# START OF AVAILABLE RECORDS

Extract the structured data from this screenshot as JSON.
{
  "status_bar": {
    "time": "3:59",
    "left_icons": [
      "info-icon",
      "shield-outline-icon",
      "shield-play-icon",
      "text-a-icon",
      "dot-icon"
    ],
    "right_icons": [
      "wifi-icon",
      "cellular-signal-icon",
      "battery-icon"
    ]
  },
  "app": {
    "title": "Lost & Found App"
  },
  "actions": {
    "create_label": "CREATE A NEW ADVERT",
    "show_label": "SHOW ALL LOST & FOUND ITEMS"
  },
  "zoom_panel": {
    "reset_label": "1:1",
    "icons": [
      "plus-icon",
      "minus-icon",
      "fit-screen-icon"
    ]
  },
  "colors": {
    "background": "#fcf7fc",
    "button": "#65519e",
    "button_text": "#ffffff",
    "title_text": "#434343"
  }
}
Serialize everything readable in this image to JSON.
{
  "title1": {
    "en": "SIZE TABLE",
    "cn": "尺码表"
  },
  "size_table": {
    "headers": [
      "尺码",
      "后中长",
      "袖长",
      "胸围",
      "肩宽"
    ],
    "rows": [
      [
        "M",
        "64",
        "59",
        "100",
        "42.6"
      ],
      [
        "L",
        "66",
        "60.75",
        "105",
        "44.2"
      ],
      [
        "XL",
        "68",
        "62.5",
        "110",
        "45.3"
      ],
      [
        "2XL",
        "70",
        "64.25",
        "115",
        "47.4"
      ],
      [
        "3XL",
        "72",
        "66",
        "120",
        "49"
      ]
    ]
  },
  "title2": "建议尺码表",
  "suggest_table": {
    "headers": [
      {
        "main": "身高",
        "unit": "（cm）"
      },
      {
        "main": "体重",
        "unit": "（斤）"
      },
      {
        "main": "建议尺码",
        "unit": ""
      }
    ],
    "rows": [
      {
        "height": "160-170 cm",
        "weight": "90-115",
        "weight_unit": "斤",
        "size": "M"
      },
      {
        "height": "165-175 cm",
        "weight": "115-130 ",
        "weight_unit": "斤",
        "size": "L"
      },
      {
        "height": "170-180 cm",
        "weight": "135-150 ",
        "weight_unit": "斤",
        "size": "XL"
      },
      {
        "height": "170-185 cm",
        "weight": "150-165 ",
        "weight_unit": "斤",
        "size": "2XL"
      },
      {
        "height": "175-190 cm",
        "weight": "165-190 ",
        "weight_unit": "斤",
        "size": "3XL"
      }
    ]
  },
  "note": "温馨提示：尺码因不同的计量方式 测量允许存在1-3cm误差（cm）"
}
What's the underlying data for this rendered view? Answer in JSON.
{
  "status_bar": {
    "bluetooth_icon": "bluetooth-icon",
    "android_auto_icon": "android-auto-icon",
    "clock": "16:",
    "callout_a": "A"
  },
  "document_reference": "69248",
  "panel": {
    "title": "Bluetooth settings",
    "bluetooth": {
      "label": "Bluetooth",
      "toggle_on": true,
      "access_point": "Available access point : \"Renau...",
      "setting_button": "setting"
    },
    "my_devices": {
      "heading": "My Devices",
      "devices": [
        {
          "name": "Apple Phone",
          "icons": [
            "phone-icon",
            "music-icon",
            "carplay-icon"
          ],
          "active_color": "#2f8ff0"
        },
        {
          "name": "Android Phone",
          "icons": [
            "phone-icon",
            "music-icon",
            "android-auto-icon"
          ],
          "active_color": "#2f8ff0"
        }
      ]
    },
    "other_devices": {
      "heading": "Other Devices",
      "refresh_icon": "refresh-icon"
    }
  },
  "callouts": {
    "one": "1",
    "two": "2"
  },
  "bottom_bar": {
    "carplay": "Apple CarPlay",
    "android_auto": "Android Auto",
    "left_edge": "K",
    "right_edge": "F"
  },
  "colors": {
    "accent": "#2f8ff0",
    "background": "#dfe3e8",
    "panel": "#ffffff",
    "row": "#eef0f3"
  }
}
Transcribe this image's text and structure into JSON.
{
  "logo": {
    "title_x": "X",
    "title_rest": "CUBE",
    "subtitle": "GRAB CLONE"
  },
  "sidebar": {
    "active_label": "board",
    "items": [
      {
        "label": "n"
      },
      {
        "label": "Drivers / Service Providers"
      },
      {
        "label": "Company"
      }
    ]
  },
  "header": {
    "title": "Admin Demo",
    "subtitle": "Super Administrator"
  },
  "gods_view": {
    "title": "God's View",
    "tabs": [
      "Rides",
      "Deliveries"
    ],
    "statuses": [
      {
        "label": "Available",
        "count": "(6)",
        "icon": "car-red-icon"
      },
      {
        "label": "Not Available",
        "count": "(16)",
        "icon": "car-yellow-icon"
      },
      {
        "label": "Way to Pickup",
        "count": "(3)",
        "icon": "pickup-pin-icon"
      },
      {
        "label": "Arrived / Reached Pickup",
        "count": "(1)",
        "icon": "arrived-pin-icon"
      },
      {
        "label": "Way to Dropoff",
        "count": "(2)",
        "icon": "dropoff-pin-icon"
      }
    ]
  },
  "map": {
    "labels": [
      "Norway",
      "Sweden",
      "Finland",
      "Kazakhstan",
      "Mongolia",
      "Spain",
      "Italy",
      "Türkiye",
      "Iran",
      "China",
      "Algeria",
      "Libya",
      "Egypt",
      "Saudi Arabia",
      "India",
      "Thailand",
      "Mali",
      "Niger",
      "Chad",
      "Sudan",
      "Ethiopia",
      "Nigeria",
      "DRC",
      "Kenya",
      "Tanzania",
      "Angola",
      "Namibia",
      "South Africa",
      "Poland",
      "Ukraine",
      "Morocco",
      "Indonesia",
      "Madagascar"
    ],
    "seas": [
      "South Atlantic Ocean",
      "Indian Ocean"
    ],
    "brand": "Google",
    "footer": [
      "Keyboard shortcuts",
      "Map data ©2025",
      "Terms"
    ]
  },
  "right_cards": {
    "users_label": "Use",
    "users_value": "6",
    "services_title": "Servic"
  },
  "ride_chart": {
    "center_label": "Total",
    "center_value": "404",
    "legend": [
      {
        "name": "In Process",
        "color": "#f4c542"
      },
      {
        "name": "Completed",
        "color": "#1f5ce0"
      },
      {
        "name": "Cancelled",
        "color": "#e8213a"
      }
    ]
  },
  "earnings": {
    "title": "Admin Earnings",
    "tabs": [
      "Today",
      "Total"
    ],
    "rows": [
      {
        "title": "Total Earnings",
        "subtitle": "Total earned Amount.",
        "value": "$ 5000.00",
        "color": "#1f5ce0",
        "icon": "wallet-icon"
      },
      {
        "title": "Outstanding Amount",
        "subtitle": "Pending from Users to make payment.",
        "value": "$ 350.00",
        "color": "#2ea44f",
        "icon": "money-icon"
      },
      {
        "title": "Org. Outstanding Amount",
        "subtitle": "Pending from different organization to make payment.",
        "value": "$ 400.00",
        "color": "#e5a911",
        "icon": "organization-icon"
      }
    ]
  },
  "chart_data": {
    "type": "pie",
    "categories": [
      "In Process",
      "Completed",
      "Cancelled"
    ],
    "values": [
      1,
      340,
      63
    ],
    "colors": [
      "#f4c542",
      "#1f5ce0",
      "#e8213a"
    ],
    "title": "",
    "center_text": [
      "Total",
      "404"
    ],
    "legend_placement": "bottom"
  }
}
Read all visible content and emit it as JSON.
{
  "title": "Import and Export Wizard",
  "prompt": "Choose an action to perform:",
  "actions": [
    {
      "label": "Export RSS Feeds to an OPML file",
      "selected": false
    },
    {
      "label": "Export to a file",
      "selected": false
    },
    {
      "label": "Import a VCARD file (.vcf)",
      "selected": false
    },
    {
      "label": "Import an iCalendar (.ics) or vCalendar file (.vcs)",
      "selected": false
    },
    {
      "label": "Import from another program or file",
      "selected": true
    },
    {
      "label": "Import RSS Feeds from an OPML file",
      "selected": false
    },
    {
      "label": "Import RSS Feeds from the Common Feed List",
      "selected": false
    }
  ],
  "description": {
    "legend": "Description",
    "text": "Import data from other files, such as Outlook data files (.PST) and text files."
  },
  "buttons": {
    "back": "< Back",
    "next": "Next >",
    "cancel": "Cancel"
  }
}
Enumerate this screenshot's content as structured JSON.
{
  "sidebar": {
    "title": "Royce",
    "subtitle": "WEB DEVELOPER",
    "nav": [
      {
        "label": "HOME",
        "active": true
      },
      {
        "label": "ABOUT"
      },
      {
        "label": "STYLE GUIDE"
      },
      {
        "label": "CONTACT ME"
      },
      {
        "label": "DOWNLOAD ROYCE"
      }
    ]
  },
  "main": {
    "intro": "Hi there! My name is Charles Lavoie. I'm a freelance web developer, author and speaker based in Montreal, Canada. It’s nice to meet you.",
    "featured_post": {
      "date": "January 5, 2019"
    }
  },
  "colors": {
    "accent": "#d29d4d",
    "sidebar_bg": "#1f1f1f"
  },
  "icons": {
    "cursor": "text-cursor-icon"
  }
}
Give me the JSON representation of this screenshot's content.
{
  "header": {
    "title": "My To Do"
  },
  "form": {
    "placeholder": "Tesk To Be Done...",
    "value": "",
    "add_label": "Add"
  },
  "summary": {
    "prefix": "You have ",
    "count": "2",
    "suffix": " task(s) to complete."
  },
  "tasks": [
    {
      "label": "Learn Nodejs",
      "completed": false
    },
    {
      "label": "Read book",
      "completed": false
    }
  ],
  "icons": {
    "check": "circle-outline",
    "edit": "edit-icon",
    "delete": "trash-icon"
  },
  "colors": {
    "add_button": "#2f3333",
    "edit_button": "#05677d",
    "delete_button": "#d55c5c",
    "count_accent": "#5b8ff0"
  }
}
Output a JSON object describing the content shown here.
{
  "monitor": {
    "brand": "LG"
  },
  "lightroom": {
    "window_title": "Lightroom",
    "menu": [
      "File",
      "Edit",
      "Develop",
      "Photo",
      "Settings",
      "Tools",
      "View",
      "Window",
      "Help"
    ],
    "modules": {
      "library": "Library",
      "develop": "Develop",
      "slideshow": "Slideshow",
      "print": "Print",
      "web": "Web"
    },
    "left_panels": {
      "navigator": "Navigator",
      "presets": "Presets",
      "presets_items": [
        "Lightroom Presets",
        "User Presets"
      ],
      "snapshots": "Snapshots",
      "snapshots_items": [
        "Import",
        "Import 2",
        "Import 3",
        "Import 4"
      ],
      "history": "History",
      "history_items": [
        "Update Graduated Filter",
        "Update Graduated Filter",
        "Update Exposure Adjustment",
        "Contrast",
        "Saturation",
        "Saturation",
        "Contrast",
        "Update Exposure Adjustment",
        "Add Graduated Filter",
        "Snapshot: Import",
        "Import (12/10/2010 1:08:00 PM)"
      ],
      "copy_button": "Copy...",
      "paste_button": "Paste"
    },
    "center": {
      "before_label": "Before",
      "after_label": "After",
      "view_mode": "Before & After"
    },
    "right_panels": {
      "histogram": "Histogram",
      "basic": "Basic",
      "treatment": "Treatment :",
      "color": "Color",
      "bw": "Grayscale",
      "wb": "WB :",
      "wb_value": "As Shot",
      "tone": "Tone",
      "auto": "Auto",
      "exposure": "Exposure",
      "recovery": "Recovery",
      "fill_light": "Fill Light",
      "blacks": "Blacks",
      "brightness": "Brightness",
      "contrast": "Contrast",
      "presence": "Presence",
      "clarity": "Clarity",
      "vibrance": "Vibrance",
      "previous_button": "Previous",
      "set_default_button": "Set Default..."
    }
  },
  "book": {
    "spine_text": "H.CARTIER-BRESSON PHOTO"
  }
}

# END OF AVAILABLE RECORDS

Where a line of the material above holds the string "shield", copy that line.

* _RESULT BELOW_
      "shield-outline-icon",
      "shield-play-icon",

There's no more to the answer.